RECORDS FOR THE TASK
▶

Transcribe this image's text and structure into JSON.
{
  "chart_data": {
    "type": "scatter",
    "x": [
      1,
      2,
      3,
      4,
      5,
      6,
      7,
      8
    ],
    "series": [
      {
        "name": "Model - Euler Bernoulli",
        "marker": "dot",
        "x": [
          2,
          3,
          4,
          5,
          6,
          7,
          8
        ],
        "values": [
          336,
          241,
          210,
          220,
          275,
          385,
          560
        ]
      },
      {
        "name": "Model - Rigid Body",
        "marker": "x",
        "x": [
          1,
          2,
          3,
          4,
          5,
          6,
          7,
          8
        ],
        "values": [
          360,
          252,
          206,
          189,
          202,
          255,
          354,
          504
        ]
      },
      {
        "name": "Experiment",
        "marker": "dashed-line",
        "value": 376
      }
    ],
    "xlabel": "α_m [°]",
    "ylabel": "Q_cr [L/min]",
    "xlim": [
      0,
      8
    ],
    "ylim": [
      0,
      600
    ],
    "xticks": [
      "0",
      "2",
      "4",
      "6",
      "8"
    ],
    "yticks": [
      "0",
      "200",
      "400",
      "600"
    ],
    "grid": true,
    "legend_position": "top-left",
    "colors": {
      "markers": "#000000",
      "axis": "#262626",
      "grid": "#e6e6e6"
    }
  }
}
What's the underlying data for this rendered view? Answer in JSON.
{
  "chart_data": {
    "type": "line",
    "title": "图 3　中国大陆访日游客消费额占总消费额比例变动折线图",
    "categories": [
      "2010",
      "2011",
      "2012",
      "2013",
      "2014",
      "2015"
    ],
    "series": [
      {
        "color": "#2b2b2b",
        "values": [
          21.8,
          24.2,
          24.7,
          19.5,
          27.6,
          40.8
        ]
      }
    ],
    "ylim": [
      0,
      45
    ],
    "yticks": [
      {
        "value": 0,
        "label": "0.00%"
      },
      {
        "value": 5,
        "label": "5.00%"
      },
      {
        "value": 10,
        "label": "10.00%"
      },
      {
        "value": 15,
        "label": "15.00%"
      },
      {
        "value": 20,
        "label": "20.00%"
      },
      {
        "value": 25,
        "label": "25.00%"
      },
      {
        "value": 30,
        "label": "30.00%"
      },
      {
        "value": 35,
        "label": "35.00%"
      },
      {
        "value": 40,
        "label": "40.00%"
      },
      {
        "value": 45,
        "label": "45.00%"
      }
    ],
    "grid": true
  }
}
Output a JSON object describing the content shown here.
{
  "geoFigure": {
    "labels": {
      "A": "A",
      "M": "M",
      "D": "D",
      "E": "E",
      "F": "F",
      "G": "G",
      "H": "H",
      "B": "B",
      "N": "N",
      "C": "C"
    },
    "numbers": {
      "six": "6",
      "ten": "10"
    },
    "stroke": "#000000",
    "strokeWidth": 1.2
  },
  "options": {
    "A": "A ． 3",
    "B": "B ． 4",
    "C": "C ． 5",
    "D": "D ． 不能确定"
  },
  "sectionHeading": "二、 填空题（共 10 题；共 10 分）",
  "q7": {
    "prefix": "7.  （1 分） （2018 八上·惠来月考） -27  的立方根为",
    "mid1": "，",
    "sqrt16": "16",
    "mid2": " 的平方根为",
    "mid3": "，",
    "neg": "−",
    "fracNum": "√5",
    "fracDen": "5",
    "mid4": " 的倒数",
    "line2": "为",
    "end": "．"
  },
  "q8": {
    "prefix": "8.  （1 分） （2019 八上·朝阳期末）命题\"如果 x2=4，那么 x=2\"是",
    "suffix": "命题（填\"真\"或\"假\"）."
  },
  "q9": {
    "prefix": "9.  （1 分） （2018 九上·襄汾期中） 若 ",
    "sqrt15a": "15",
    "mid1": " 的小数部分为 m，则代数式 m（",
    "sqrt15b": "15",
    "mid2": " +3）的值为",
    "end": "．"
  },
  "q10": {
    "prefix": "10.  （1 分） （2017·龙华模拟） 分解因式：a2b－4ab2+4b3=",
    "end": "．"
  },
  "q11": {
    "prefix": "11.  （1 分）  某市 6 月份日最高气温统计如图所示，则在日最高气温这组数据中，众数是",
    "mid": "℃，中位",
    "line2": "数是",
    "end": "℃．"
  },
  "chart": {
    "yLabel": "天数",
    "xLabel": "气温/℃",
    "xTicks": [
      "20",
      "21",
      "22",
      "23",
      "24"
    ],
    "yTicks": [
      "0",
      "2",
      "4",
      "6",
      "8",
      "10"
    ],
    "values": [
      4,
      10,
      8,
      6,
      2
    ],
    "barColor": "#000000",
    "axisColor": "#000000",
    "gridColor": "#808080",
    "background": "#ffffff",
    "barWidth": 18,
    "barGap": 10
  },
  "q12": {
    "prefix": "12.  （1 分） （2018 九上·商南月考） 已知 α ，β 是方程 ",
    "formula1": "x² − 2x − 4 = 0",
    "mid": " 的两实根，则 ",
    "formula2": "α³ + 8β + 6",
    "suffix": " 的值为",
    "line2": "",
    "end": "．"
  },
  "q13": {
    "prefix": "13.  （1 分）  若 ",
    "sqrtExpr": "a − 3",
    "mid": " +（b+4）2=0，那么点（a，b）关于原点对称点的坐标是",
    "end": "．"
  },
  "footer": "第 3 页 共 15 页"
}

◀

WORK TO BE COMPLETED
Transcribe the whole listing with nothing added or left out.

TASK ANSWER
Transcribe this image's text and structure into JSON.
{
  "chart_data": {
    "type": "scatter",
    "x": [
      1,
      2,
      3,
      4,
      5,
      6,
      7,
      8
    ],
    "series": [
      {
        "name": "Model - Euler Bernoulli",
        "marker": "dot",
        "x": [
          2,
          3,
          4,
          5,
          6,
          7,
          8
        ],
        "values": [
          336,
          241,
          210,
          220,
          275,
          385,
          560
        ]
      },
      {
        "name": "Model - Rigid Body",
        "marker": "x",
        "x": [
          1,
          2,
          3,
          4,
          5,
          6,
          7,
          8
        ],
        "values": [
          360,
          252,
          206,
          189,
          202,
          255,
          354,
          504
        ]
      },
      {
        "name": "Experiment",
        "marker": "dashed-line",
        "value": 376
      }
    ],
    "xlabel": "α_m [°]",
    "ylabel": "Q_cr [L/min]",
    "xlim": [
      0,
      8
    ],
    "ylim": [
      0,
      600
    ],
    "xticks": [
      "0",
      "2",
      "4",
      "6",
      "8"
    ],
    "yticks": [
      "0",
      "200",
      "400",
      "600"
    ],
    "grid": true,
    "legend_position": "top-left",
    "colors": {
      "markers": "#000000",
      "axis": "#262626",
      "grid": "#e6e6e6"
    }
  }
}
What's the underlying data for this rendered view? Answer in JSON.
{
  "chart_data": {
    "type": "line",
    "title": "图 3　中国大陆访日游客消费额占总消费额比例变动折线图",
    "categories": [
      "2010",
      "2011",
      "2012",
      "2013",
      "2014",
      "2015"
    ],
    "series": [
      {
        "color": "#2b2b2b",
        "values": [
          21.8,
          24.2,
          24.7,
          19.5,
          27.6,
          40.8
        ]
      }
    ],
    "ylim": [
      0,
      45
    ],
    "yticks": [
      {
        "value": 0,
        "label": "0.00%"
      },
      {
        "value": 5,
        "label": "5.00%"
      },
      {
        "value": 10,
        "label": "10.00%"
      },
      {
        "value": 15,
        "label": "15.00%"
      },
      {
        "value": 20,
        "label": "20.00%"
      },
      {
        "value": 25,
        "label": "25.00%"
      },
      {
        "value": 30,
        "label": "30.00%"
      },
      {
        "value": 35,
        "label": "35.00%"
      },
      {
        "value": 40,
        "label": "40.00%"
      },
      {
        "value": 45,
        "label": "45.00%"
      }
    ],
    "grid": true
  }
}
Output a JSON object describing the content shown here.
{
  "geoFigure": {
    "labels": {
      "A": "A",
      "M": "M",
      "D": "D",
      "E": "E",
      "F": "F",
      "G": "G",
      "H": "H",
      "B": "B",
      "N": "N",
      "C": "C"
    },
    "numbers": {
      "six": "6",
      "ten": "10"
    },
    "stroke": "#000000",
    "strokeWidth": 1.2
  },
  "options": {
    "A": "A ． 3",
    "B": "B ． 4",
    "C": "C ． 5",
    "D": "D ． 不能确定"
  },
  "sectionHeading": "二、 填空题（共 10 题；共 10 分）",
  "q7": {
    "prefix": "7.  （1 分） （2018 八上·惠来月考） -27  的立方根为",
    "mid1": "，",
    "sqrt16": "16",
    "mid2": " 的平方根为",
    "mid3": "，",
    "neg": "−",
    "fracNum": "√5",
    "fracDen": "5",
    "mid4": " 的倒数",
    "line2": "为",
    "end": "．"
  },
  "q8": {
    "prefix": "8.  （1 分） （2019 八上·朝阳期末）命题\"如果 x2=4，那么 x=2\"是",
    "suffix": "命题（填\"真\"或\"假\"）."
  },
  "q9": {
    "prefix": "9.  （1 分） （2018 九上·襄汾期中） 若 ",
    "sqrt15a": "15",
    "mid1": " 的小数部分为 m，则代数式 m（",
    "sqrt15b": "15",
    "mid2": " +3）的值为",
    "end": "．"
  },
  "q10": {
    "prefix": "10.  （1 分） （2017·龙华模拟） 分解因式：a2b－4ab2+4b3=",
    "end": "．"
  },
  "q11": {
    "prefix": "11.  （1 分）  某市 6 月份日最高气温统计如图所示，则在日最高气温这组数据中，众数是",
    "mid": "℃，中位",
    "line2": "数是",
    "end": "℃．"
  },
  "chart": {
    "yLabel": "天数",
    "xLabel": "气温/℃",
    "xTicks": [
      "20",
      "21",
      "22",
      "23",
      "24"
    ],
    "yTicks": [
      "0",
      "2",
      "4",
      "6",
      "8",
      "10"
    ],
    "values": [
      4,
      10,
      8,
      6,
      2
    ],
    "barColor": "#000000",
    "axisColor": "#000000",
    "gridColor": "#808080",
    "background": "#ffffff",
    "barWidth": 18,
    "barGap": 10
  },
  "q12": {
    "prefix": "12.  （1 分） （2018 九上·商南月考） 已知 α ，β 是方程 ",
    "formula1": "x² − 2x − 4 = 0",
    "mid": " 的两实根，则 ",
    "formula2": "α³ + 8β + 6",
    "suffix": " 的值为",
    "line2": "",
    "end": "．"
  },
  "q13": {
    "prefix": "13.  （1 分）  若 ",
    "sqrtExpr": "a − 3",
    "mid": " +（b+4）2=0，那么点（a，b）关于原点对称点的坐标是",
    "end": "．"
  },
  "footer": "第 3 页 共 15 页"
}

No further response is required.